Task objective
Reproduce the entire listing word for word.

Stored rows
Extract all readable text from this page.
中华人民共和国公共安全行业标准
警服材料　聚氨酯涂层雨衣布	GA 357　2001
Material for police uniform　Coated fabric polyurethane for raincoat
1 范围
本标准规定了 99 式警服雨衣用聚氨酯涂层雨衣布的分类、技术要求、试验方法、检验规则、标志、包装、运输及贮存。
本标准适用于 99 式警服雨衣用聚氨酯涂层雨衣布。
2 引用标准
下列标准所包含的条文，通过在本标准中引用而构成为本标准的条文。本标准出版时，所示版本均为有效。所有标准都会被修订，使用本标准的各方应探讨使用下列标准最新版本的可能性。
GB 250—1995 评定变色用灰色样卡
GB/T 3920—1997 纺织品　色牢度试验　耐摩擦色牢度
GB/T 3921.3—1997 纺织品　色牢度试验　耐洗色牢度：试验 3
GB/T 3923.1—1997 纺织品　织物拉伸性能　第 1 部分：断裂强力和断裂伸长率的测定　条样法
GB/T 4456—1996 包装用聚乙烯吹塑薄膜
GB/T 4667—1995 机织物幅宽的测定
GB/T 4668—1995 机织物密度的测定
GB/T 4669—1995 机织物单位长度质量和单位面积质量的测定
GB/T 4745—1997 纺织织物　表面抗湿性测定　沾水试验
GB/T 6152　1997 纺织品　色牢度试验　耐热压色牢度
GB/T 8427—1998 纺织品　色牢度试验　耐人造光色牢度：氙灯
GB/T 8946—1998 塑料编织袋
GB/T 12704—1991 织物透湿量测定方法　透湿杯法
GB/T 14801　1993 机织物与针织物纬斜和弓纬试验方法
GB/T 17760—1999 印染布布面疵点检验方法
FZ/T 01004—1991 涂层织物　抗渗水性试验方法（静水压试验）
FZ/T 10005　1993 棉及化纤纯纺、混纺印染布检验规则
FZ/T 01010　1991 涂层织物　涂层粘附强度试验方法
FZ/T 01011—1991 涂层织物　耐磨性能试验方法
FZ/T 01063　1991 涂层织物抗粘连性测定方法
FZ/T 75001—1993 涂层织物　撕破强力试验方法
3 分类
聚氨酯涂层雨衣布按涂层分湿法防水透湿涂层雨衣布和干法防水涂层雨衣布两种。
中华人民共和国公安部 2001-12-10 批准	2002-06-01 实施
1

Reply
Extract all readable text from this page.
中华人民共和国公共安全行业标准
警服材料　聚氨酯涂层雨衣布	GA 357　2001
Material for police uniform　Coated fabric polyurethane for raincoat
1 范围
本标准规定了 99 式警服雨衣用聚氨酯涂层雨衣布的分类、技术要求、试验方法、检验规则、标志、包装、运输及贮存。
本标准适用于 99 式警服雨衣用聚氨酯涂层雨衣布。
2 引用标准
下列标准所包含的条文，通过在本标准中引用而构成为本标准的条文。本标准出版时，所示版本均为有效。所有标准都会被修订，使用本标准的各方应探讨使用下列标准最新版本的可能性。
GB 250—1995 评定变色用灰色样卡
GB/T 3920—1997 纺织品　色牢度试验　耐摩擦色牢度
GB/T 3921.3—1997 纺织品　色牢度试验　耐洗色牢度：试验 3
GB/T 3923.1—1997 纺织品　织物拉伸性能　第 1 部分：断裂强力和断裂伸长率的测定　条样法
GB/T 4456—1996 包装用聚乙烯吹塑薄膜
GB/T 4667—1995 机织物幅宽的测定
GB/T 4668—1995 机织物密度的测定
GB/T 4669—1995 机织物单位长度质量和单位面积质量的测定
GB/T 4745—1997 纺织织物　表面抗湿性测定　沾水试验
GB/T 6152　1997 纺织品　色牢度试验　耐热压色牢度
GB/T 8427—1998 纺织品　色牢度试验　耐人造光色牢度：氙灯
GB/T 8946—1998 塑料编织袋
GB/T 12704—1991 织物透湿量测定方法　透湿杯法
GB/T 14801　1993 机织物与针织物纬斜和弓纬试验方法
GB/T 17760—1999 印染布布面疵点检验方法
FZ/T 01004—1991 涂层织物　抗渗水性试验方法（静水压试验）
FZ/T 10005　1993 棉及化纤纯纺、混纺印染布检验规则
FZ/T 01010　1991 涂层织物　涂层粘附强度试验方法
FZ/T 01011—1991 涂层织物　耐磨性能试验方法
FZ/T 01063　1991 涂层织物抗粘连性测定方法
FZ/T 75001—1993 涂层织物　撕破强力试验方法
3 分类
聚氨酯涂层雨衣布按涂层分湿法防水透湿涂层雨衣布和干法防水涂层雨衣布两种。
中华人民共和国公安部 2001-12-10 批准	2002-06-01 实施
1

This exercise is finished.